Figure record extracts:
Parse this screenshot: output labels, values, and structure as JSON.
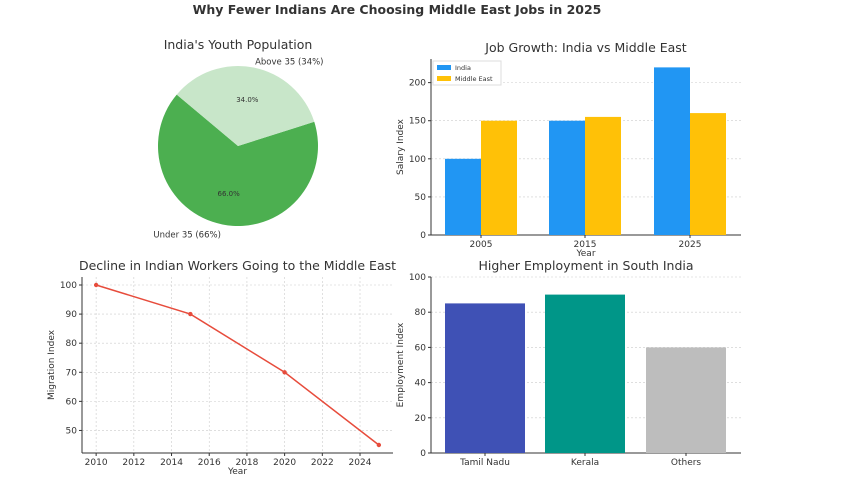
{
  "suptitle": "Why Fewer Indians Are Choosing Middle East Jobs in 2025",
  "chart_data": [
    {
      "type": "pie",
      "title": "India's Youth Population",
      "labels": [
        "Under 35 (66%)",
        "Above 35 (34%)"
      ],
      "values": [
        66,
        34
      ],
      "pct_labels": [
        "66.0%",
        "34.0%"
      ],
      "colors": [
        "#4caf50",
        "#c8e6c9"
      ],
      "startangle": 140
    },
    {
      "type": "bar",
      "title": "Job Growth: India vs Middle East",
      "xlabel": "Year",
      "ylabel": "Salary Index",
      "categories": [
        "2005",
        "2015",
        "2025"
      ],
      "series": [
        {
          "name": "India",
          "values": [
            100,
            150,
            220
          ],
          "color": "#2196f3"
        },
        {
          "name": "Middle East",
          "values": [
            150,
            155,
            160
          ],
          "color": "#ffc107"
        }
      ],
      "ylim": [
        0,
        231
      ],
      "yticks": [
        0,
        50,
        100,
        150,
        200
      ],
      "legend": "top-left",
      "grid": true
    },
    {
      "type": "line",
      "title": "Decline in Indian Workers Going to the Middle East",
      "xlabel": "Year",
      "ylabel": "Migration Index",
      "x": [
        2010,
        2015,
        2020,
        2025
      ],
      "y": [
        100,
        90,
        70,
        45
      ],
      "color": "#e74c3c",
      "xlim": [
        2009.25,
        2025.75
      ],
      "ylim": [
        42.25,
        102.75
      ],
      "xticks": [
        2010,
        2012,
        2014,
        2016,
        2018,
        2020,
        2022,
        2024
      ],
      "yticks": [
        50,
        60,
        70,
        80,
        90,
        100
      ],
      "grid": true
    },
    {
      "type": "bar",
      "title": "Higher Employment in South India",
      "ylabel": "Employment Index",
      "categories": [
        "Tamil Nadu",
        "Kerala",
        "Others"
      ],
      "values": [
        85,
        90,
        60
      ],
      "colors": [
        "#3f51b5",
        "#009688",
        "#bdbdbd"
      ],
      "ylim": [
        0,
        100
      ],
      "yticks": [
        0,
        20,
        40,
        60,
        80,
        100
      ],
      "grid": true
    }
  ]
}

* What you should do
Copy the data character for character, but drop all pictures from the copy.

* Task answer
Parse this screenshot: output labels, values, and structure as JSON.
{
  "suptitle": "Why Fewer Indians Are Choosing Middle East Jobs in 2025",
  "chart_data": [
    {
      "type": "pie",
      "title": "India's Youth Population",
      "labels": [
        "Under 35 (66%)",
        "Above 35 (34%)"
      ],
      "values": [
        66,
        34
      ],
      "pct_labels": [
        "66.0%",
        "34.0%"
      ],
      "colors": [
        "#4caf50",
        "#c8e6c9"
      ],
      "startangle": 140
    },
    {
      "type": "bar",
      "title": "Job Growth: India vs Middle East",
      "xlabel": "Year",
      "ylabel": "Salary Index",
      "categories": [
        "2005",
        "2015",
        "2025"
      ],
      "series": [
        {
          "name": "India",
          "values": [
            100,
            150,
            220
          ],
          "color": "#2196f3"
        },
        {
          "name": "Middle East",
          "values": [
            150,
            155,
            160
          ],
          "color": "#ffc107"
        }
      ],
      "ylim": [
        0,
        231
      ],
      "yticks": [
        0,
        50,
        100,
        150,
        200
      ],
      "legend": "top-left",
      "grid": true
    },
    {
      "type": "line",
      "title": "Decline in Indian Workers Going to the Middle East",
      "xlabel": "Year",
      "ylabel": "Migration Index",
      "x": [
        2010,
        2015,
        2020,
        2025
      ],
      "y": [
        100,
        90,
        70,
        45
      ],
      "color": "#e74c3c",
      "xlim": [
        2009.25,
        2025.75
      ],
      "ylim": [
        42.25,
        102.75
      ],
      "xticks": [
        2010,
        2012,
        2014,
        2016,
        2018,
        2020,
        2022,
        2024
      ],
      "yticks": [
        50,
        60,
        70,
        80,
        90,
        100
      ],
      "grid": true
    },
    {
      "type": "bar",
      "title": "Higher Employment in South India",
      "ylabel": "Employment Index",
      "categories": [
        "Tamil Nadu",
        "Kerala",
        "Others"
      ],
      "values": [
        85,
        90,
        60
      ],
      "colors": [
        "#3f51b5",
        "#009688",
        "#bdbdbd"
      ],
      "ylim": [
        0,
        100
      ],
      "yticks": [
        0,
        20,
        40,
        60,
        80,
        100
      ],
      "grid": true
    }
  ]
}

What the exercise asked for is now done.